_Record list_.
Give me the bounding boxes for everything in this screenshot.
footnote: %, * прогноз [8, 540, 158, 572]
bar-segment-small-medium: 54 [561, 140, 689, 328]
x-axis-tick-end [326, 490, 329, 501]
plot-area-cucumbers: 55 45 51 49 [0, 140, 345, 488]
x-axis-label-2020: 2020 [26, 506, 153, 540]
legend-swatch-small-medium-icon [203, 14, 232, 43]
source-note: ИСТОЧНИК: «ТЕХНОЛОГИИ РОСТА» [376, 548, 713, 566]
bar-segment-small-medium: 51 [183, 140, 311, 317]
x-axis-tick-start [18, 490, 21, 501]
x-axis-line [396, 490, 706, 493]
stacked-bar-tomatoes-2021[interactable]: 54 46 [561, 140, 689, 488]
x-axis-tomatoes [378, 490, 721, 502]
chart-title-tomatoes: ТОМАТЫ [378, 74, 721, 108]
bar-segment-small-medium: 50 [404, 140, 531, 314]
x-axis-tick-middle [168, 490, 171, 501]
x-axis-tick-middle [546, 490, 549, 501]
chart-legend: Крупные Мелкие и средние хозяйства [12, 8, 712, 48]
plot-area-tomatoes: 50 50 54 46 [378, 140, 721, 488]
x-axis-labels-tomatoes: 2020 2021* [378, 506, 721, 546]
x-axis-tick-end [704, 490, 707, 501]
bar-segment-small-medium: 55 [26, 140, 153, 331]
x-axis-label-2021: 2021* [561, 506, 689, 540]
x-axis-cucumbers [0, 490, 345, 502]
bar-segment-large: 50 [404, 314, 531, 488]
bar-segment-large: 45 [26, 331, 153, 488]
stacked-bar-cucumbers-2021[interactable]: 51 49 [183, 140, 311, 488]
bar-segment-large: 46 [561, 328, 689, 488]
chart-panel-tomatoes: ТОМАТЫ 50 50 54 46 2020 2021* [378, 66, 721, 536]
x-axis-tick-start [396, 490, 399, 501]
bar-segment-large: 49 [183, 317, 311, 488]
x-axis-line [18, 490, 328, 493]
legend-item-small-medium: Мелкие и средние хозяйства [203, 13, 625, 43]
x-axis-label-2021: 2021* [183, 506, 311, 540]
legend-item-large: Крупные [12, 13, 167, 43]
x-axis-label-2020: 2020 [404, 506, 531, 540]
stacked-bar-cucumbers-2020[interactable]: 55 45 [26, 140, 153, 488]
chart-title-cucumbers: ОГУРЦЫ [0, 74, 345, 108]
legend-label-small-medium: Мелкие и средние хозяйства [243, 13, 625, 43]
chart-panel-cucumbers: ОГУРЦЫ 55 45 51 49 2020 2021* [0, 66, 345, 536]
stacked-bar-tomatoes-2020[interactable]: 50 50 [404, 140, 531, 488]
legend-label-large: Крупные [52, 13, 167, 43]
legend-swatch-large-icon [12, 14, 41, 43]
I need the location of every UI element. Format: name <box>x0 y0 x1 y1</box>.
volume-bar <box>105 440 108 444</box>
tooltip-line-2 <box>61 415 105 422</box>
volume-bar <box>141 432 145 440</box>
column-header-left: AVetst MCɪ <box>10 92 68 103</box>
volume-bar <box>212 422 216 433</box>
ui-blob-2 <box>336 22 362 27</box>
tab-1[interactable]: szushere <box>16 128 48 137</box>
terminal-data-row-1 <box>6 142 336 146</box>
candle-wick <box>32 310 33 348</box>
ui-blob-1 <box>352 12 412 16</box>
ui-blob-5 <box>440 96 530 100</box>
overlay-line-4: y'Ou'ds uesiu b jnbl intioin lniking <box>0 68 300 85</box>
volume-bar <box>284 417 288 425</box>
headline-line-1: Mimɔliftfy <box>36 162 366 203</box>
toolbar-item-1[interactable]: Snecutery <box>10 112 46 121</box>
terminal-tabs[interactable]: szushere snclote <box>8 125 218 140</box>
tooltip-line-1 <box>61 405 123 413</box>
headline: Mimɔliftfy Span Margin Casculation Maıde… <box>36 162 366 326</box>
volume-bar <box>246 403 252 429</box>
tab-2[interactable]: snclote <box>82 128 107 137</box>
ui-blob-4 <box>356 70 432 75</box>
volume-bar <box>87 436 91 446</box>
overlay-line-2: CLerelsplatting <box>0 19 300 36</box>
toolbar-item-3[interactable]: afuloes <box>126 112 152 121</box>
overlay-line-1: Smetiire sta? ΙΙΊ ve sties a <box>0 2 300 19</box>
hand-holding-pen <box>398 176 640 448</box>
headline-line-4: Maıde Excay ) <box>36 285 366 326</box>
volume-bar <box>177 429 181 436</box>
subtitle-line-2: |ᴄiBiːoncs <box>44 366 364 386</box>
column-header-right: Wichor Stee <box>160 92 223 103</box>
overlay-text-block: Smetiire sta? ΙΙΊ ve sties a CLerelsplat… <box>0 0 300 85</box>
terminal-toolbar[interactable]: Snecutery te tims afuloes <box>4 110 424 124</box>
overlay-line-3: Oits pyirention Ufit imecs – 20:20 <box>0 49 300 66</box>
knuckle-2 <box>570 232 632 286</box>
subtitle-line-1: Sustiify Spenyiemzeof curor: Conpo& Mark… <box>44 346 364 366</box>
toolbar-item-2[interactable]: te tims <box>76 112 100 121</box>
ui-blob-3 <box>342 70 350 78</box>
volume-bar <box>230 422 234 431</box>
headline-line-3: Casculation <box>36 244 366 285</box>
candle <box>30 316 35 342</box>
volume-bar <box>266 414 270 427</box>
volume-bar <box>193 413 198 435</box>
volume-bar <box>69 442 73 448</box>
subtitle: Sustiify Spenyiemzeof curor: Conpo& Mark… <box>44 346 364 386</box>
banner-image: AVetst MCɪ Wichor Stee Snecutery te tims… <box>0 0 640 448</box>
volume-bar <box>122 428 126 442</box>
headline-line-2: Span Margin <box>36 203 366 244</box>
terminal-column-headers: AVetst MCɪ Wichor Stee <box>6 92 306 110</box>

_Set problem_. Reproduce all of the items above, substituting "volume-column" for every occurrence of "volume-bar" and changing nothing else.

_Full answer_.
Give me the bounding boxes for everything in this screenshot.
footnote: %, * прогноз [8, 540, 158, 572]
bar-segment-small-medium: 54 [561, 140, 689, 328]
x-axis-tick-end [326, 490, 329, 501]
plot-area-cucumbers: 55 45 51 49 [0, 140, 345, 488]
x-axis-label-2020: 2020 [26, 506, 153, 540]
legend-swatch-small-medium-icon [203, 14, 232, 43]
source-note: ИСТОЧНИК: «ТЕХНОЛОГИИ РОСТА» [376, 548, 713, 566]
bar-segment-small-medium: 51 [183, 140, 311, 317]
x-axis-tick-start [18, 490, 21, 501]
x-axis-line [396, 490, 706, 493]
stacked-bar-tomatoes-2021[interactable]: 54 46 [561, 140, 689, 488]
x-axis-tomatoes [378, 490, 721, 502]
chart-title-tomatoes: ТОМАТЫ [378, 74, 721, 108]
bar-segment-small-medium: 50 [404, 140, 531, 314]
x-axis-tick-middle [168, 490, 171, 501]
x-axis-tick-middle [546, 490, 549, 501]
chart-legend: Крупные Мелкие и средние хозяйства [12, 8, 712, 48]
plot-area-tomatoes: 50 50 54 46 [378, 140, 721, 488]
x-axis-labels-tomatoes: 2020 2021* [378, 506, 721, 546]
x-axis-tick-end [704, 490, 707, 501]
bar-segment-small-medium: 55 [26, 140, 153, 331]
x-axis-label-2021: 2021* [561, 506, 689, 540]
x-axis-cucumbers [0, 490, 345, 502]
bar-segment-large: 50 [404, 314, 531, 488]
bar-segment-large: 45 [26, 331, 153, 488]
stacked-bar-cucumbers-2021[interactable]: 51 49 [183, 140, 311, 488]
bar-segment-large: 46 [561, 328, 689, 488]
chart-panel-tomatoes: ТОМАТЫ 50 50 54 46 2020 2021* [378, 66, 721, 536]
x-axis-tick-start [396, 490, 399, 501]
bar-segment-large: 49 [183, 317, 311, 488]
x-axis-line [18, 490, 328, 493]
legend-item-small-medium: Мелкие и средние хозяйства [203, 13, 625, 43]
x-axis-label-2021: 2021* [183, 506, 311, 540]
legend-item-large: Крупные [12, 13, 167, 43]
x-axis-label-2020: 2020 [404, 506, 531, 540]
stacked-bar-cucumbers-2020[interactable]: 55 45 [26, 140, 153, 488]
chart-title-cucumbers: ОГУРЦЫ [0, 74, 345, 108]
legend-label-small-medium: Мелкие и средние хозяйства [243, 13, 625, 43]
chart-panel-cucumbers: ОГУРЦЫ 55 45 51 49 2020 2021* [0, 66, 345, 536]
stacked-bar-tomatoes-2020[interactable]: 50 50 [404, 140, 531, 488]
legend-label-large: Крупные [52, 13, 167, 43]
legend-swatch-large-icon [12, 14, 41, 43]
I need the location of every UI element. Format: name <box>x0 y0 x1 y1</box>.
volume-column <box>105 440 108 444</box>
tooltip-line-2 <box>61 415 105 422</box>
volume-column <box>141 432 145 440</box>
column-header-left: AVetst MCɪ <box>10 92 68 103</box>
volume-column <box>212 422 216 433</box>
ui-blob-2 <box>336 22 362 27</box>
tab-1[interactable]: szushere <box>16 128 48 137</box>
terminal-data-row-1 <box>6 142 336 146</box>
candle-wick <box>32 310 33 348</box>
ui-blob-1 <box>352 12 412 16</box>
ui-blob-5 <box>440 96 530 100</box>
overlay-line-4: y'Ou'ds uesiu b jnbl intioin lniking <box>0 68 300 85</box>
volume-column <box>284 417 288 425</box>
headline-line-1: Mimɔliftfy <box>36 162 366 203</box>
toolbar-item-1[interactable]: Snecutery <box>10 112 46 121</box>
terminal-tabs[interactable]: szushere snclote <box>8 125 218 140</box>
tooltip-line-1 <box>61 405 123 413</box>
headline: Mimɔliftfy Span Margin Casculation Maıde… <box>36 162 366 326</box>
volume-column <box>246 403 252 429</box>
tab-2[interactable]: snclote <box>82 128 107 137</box>
ui-blob-4 <box>356 70 432 75</box>
volume-column <box>87 436 91 446</box>
overlay-line-2: CLerelsplatting <box>0 19 300 36</box>
toolbar-item-3[interactable]: afuloes <box>126 112 152 121</box>
overlay-line-1: Smetiire sta? ΙΙΊ ve sties a <box>0 2 300 19</box>
hand-holding-pen <box>398 176 640 448</box>
headline-line-4: Maıde Excay ) <box>36 285 366 326</box>
volume-column <box>177 429 181 436</box>
subtitle-line-2: |ᴄiBiːoncs <box>44 366 364 386</box>
column-header-right: Wichor Stee <box>160 92 223 103</box>
overlay-text-block: Smetiire sta? ΙΙΊ ve sties a CLerelsplat… <box>0 0 300 85</box>
terminal-toolbar[interactable]: Snecutery te tims afuloes <box>4 110 424 124</box>
overlay-line-3: Oits pyirention Ufit imecs – 20:20 <box>0 49 300 66</box>
knuckle-2 <box>570 232 632 286</box>
subtitle-line-1: Sustiify Spenyiemzeof curor: Conpo& Mark… <box>44 346 364 366</box>
toolbar-item-2[interactable]: te tims <box>76 112 100 121</box>
ui-blob-3 <box>342 70 350 78</box>
volume-column <box>230 422 234 431</box>
headline-line-3: Casculation <box>36 244 366 285</box>
candle <box>30 316 35 342</box>
volume-column <box>266 414 270 427</box>
volume-column <box>193 413 198 435</box>
volume-column <box>69 442 73 448</box>
subtitle: Sustiify Spenyiemzeof curor: Conpo& Mark… <box>44 346 364 386</box>
banner-image: AVetst MCɪ Wichor Stee Snecutery te tims… <box>0 0 640 448</box>
volume-column <box>122 428 126 442</box>
headline-line-2: Span Margin <box>36 203 366 244</box>
terminal-column-headers: AVetst MCɪ Wichor Stee <box>6 92 306 110</box>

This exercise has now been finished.